---------- TEXT EXCERPT

If we repeat this process for $\chi_S$ we can
re-write our formula for $\order{E(S, T)}$:
\begin{equation}
\begin{aligned}
\order{E(S,T)} &= (\chi_S^\parallel + \chi_S^\perp)(dA)(\chi_T^\parallel
+ \chi_T^\perp) \\
%&= \chi_S^\parallel dA + \chi_S^\perp dA + dA\chi_T^\parallel+dA\chi_T^\perp\\
&= \chi_S^\parallel dA \chi_T^\parallel + \chi_S^\perp dA
\chi_T^\perp \\
&= d \chi_S^\parallel \chi_T^\parallel + \chi_S^\perp dA
\chi_T^\perp \\
&= d \frac{\order{S}\order{T}}{N} + \chi_S^\perp dA \chi_T^\perp. \\
\end{aligned}
\end{equation}
The second and third lines follow from the first because
$\chi^\parallel$ is an eigenvector of $A$ causing the first term to
simplify.
The cross terms vanish because, for example, $A\chi_T^\perp$ creates
a vector that's orthogonal to $u$, and so the inner product is 0.
Dividing by $dN$, moving
terms around and taking the absolute value gives:
\begin{equation}
\begin{aligned}
\left|\frac{\order{E(S,T)}}{dN} - \mu(S)\mu(T)\right| &=
\left|\frac{\chi_S^\perp(dA)\chi_T^\perp}{dN}\right| \\
&\le \frac{\|\chi_S^\perp\|_2 \cdot \lambda \cdot
\|\chi_T^\perp\|_2}{N} \\
\end{aligned}
\end{equation}
The second line is reached by applying Cauchy-Schwarz to the RHS and
using the fact that $A$ decreases the magnitude of $\chi_T^\perp$ by
at least $\lambda$ as there is no component of $\chi_T^\perp$ along
$u$. Applying the Pythagorean theorem and some
simple algebra to $\|\chi_S\|_2$ we can derive the value of
$\|\chi_S^\perp\|_2$:
\begin{equation}
\begin{aligned}
\|\chi_S\|_2^2 &= \|\chi_S^\parallel\|_2^2 +
\|\chi_S^\perp\|_2^2, \rm{~therefore}\\
|S| &= |S|^2 \frac{1}{N} + \|\chi_S^\perp\|_2^2, \rm{~and} \\
\|\chi_S^\perp\|_2^2 &= |S|(1-\mu(S)), \\
\|\chi_S^\perp\|_2 &= \sqrt{|S|(1-\mu(S))}. \\
\end{aligned}
\end{equation}
Substituting this back in for $\|\chi_S^\perp\|_2$ and
$\|\chi_T^\perp\|_2$ and pulling the factor of $N$ into the
square root completes the proof.

--------------------
---------- DATASET EXTRACT

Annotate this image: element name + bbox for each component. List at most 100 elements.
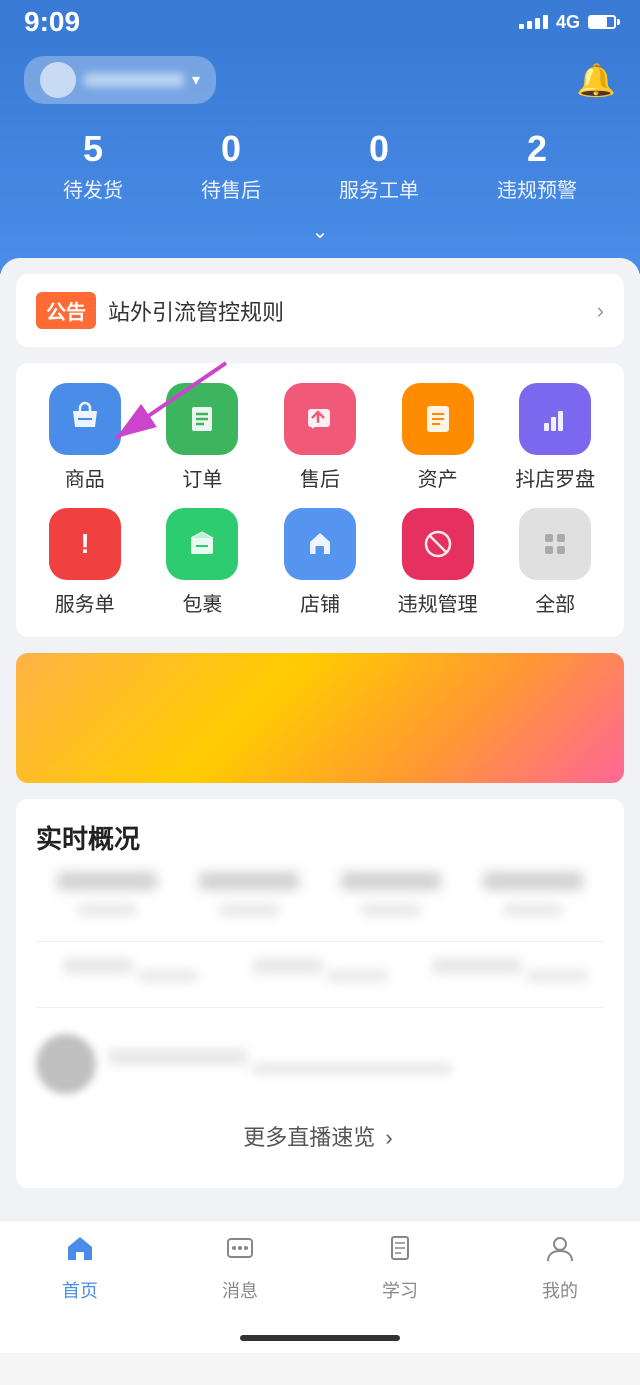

--------------------

### PROBLEM REQUIREMENTS
Answer from the proof excerpt:
(a) Why do the cross terms vanish?
(b) Besides simple algebra, what is applied to the norm of chi_S to find the norm of its perpendicular part?
(c) What is applied to the right-hand side to reach the inequality's second line?
The data has no connection to the proof excerpt.

### TASK SOLUTION
(a) A applied to the perpendicular part of chi_T gives a vector orthogonal to u, so the inner product is 0.
(b) The Pythagorean theorem.
(c) Cauchy-Schwarz.